>>>>
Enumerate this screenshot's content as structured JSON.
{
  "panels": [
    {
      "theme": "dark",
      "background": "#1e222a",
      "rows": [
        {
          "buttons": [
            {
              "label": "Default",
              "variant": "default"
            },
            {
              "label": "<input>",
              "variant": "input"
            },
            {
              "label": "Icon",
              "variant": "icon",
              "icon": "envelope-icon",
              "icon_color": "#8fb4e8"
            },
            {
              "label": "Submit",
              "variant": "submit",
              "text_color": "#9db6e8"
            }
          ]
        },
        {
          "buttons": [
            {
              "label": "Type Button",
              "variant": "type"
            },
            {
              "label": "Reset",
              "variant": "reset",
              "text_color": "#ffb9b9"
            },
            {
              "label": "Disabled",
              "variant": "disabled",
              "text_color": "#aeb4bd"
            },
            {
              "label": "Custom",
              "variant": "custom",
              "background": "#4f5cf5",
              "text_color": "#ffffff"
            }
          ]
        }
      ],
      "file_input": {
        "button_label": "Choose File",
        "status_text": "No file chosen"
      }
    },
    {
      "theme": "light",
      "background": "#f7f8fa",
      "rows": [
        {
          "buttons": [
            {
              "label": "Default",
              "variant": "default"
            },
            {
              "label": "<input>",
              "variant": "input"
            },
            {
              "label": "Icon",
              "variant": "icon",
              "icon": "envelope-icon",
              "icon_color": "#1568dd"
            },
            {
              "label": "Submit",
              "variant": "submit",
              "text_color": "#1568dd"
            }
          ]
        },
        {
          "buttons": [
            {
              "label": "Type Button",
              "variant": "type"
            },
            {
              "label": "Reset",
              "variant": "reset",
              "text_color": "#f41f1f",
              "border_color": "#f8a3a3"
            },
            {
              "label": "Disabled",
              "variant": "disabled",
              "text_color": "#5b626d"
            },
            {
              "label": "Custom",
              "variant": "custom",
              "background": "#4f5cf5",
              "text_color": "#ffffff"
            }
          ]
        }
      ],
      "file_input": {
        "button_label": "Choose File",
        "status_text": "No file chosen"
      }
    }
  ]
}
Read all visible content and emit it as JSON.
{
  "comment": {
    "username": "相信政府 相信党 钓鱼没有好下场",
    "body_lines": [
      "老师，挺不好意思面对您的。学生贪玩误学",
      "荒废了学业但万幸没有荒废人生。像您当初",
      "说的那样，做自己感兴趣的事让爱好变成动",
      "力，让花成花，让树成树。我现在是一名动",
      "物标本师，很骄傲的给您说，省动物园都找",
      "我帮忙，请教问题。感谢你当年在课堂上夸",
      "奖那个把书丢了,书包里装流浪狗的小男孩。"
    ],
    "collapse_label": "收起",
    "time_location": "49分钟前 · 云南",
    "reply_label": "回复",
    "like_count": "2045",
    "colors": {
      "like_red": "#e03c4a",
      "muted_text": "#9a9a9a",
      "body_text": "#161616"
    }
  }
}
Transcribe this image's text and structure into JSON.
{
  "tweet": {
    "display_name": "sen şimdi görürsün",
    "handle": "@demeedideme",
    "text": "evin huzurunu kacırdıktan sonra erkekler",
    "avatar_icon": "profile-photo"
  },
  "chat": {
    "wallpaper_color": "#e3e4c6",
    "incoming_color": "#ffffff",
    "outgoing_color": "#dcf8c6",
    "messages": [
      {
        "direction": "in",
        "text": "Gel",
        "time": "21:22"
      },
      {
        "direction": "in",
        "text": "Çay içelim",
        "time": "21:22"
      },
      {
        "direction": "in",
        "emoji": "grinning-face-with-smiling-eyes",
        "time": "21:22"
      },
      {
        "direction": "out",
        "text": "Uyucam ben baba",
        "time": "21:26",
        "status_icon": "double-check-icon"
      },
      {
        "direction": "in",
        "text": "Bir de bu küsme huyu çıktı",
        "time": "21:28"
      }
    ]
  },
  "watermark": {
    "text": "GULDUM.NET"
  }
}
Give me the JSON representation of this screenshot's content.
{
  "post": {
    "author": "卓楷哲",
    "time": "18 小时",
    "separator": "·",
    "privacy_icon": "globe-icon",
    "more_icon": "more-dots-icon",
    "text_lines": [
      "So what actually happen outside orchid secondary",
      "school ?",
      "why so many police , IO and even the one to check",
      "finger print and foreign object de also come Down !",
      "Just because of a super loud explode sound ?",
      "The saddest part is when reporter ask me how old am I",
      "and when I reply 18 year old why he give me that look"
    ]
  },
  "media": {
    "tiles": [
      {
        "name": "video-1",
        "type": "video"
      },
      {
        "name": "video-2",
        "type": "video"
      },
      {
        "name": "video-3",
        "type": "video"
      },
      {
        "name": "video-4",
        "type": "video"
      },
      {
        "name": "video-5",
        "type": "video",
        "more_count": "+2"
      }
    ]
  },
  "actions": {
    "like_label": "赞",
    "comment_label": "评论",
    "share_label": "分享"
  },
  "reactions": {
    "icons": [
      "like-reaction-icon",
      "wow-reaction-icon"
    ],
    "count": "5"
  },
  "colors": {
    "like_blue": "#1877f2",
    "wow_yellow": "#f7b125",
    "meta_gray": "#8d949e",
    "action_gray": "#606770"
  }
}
<<<<
Take the entries and copy them out exactly.

▸ **FINAL ANSWER**
Enumerate this screenshot's content as structured JSON.
{
  "panels": [
    {
      "theme": "dark",
      "background": "#1e222a",
      "rows": [
        {
          "buttons": [
            {
              "label": "Default",
              "variant": "default"
            },
            {
              "label": "<input>",
              "variant": "input"
            },
            {
              "label": "Icon",
              "variant": "icon",
              "icon": "envelope-icon",
              "icon_color": "#8fb4e8"
            },
            {
              "label": "Submit",
              "variant": "submit",
              "text_color": "#9db6e8"
            }
          ]
        },
        {
          "buttons": [
            {
              "label": "Type Button",
              "variant": "type"
            },
            {
              "label": "Reset",
              "variant": "reset",
              "text_color": "#ffb9b9"
            },
            {
              "label": "Disabled",
              "variant": "disabled",
              "text_color": "#aeb4bd"
            },
            {
              "label": "Custom",
              "variant": "custom",
              "background": "#4f5cf5",
              "text_color": "#ffffff"
            }
          ]
        }
      ],
      "file_input": {
        "button_label": "Choose File",
        "status_text": "No file chosen"
      }
    },
    {
      "theme": "light",
      "background": "#f7f8fa",
      "rows": [
        {
          "buttons": [
            {
              "label": "Default",
              "variant": "default"
            },
            {
              "label": "<input>",
              "variant": "input"
            },
            {
              "label": "Icon",
              "variant": "icon",
              "icon": "envelope-icon",
              "icon_color": "#1568dd"
            },
            {
              "label": "Submit",
              "variant": "submit",
              "text_color": "#1568dd"
            }
          ]
        },
        {
          "buttons": [
            {
              "label": "Type Button",
              "variant": "type"
            },
            {
              "label": "Reset",
              "variant": "reset",
              "text_color": "#f41f1f",
              "border_color": "#f8a3a3"
            },
            {
              "label": "Disabled",
              "variant": "disabled",
              "text_color": "#5b626d"
            },
            {
              "label": "Custom",
              "variant": "custom",
              "background": "#4f5cf5",
              "text_color": "#ffffff"
            }
          ]
        }
      ],
      "file_input": {
        "button_label": "Choose File",
        "status_text": "No file chosen"
      }
    }
  ]
}
Read all visible content and emit it as JSON.
{
  "comment": {
    "username": "相信政府 相信党 钓鱼没有好下场",
    "body_lines": [
      "老师，挺不好意思面对您的。学生贪玩误学",
      "荒废了学业但万幸没有荒废人生。像您当初",
      "说的那样，做自己感兴趣的事让爱好变成动",
      "力，让花成花，让树成树。我现在是一名动",
      "物标本师，很骄傲的给您说，省动物园都找",
      "我帮忙，请教问题。感谢你当年在课堂上夸",
      "奖那个把书丢了,书包里装流浪狗的小男孩。"
    ],
    "collapse_label": "收起",
    "time_location": "49分钟前 · 云南",
    "reply_label": "回复",
    "like_count": "2045",
    "colors": {
      "like_red": "#e03c4a",
      "muted_text": "#9a9a9a",
      "body_text": "#161616"
    }
  }
}
Transcribe this image's text and structure into JSON.
{
  "tweet": {
    "display_name": "sen şimdi görürsün",
    "handle": "@demeedideme",
    "text": "evin huzurunu kacırdıktan sonra erkekler",
    "avatar_icon": "profile-photo"
  },
  "chat": {
    "wallpaper_color": "#e3e4c6",
    "incoming_color": "#ffffff",
    "outgoing_color": "#dcf8c6",
    "messages": [
      {
        "direction": "in",
        "text": "Gel",
        "time": "21:22"
      },
      {
        "direction": "in",
        "text": "Çay içelim",
        "time": "21:22"
      },
      {
        "direction": "in",
        "emoji": "grinning-face-with-smiling-eyes",
        "time": "21:22"
      },
      {
        "direction": "out",
        "text": "Uyucam ben baba",
        "time": "21:26",
        "status_icon": "double-check-icon"
      },
      {
        "direction": "in",
        "text": "Bir de bu küsme huyu çıktı",
        "time": "21:28"
      }
    ]
  },
  "watermark": {
    "text": "GULDUM.NET"
  }
}
Give me the JSON representation of this screenshot's content.
{
  "post": {
    "author": "卓楷哲",
    "time": "18 小时",
    "separator": "·",
    "privacy_icon": "globe-icon",
    "more_icon": "more-dots-icon",
    "text_lines": [
      "So what actually happen outside orchid secondary",
      "school ?",
      "why so many police , IO and even the one to check",
      "finger print and foreign object de also come Down !",
      "Just because of a super loud explode sound ?",
      "The saddest part is when reporter ask me how old am I",
      "and when I reply 18 year old why he give me that look"
    ]
  },
  "media": {
    "tiles": [
      {
        "name": "video-1",
        "type": "video"
      },
      {
        "name": "video-2",
        "type": "video"
      },
      {
        "name": "video-3",
        "type": "video"
      },
      {
        "name": "video-4",
        "type": "video"
      },
      {
        "name": "video-5",
        "type": "video",
        "more_count": "+2"
      }
    ]
  },
  "actions": {
    "like_label": "赞",
    "comment_label": "评论",
    "share_label": "分享"
  },
  "reactions": {
    "icons": [
      "like-reaction-icon",
      "wow-reaction-icon"
    ],
    "count": "5"
  },
  "colors": {
    "like_blue": "#1877f2",
    "wow_yellow": "#f7b125",
    "meta_gray": "#8d949e",
    "action_gray": "#606770"
  }
}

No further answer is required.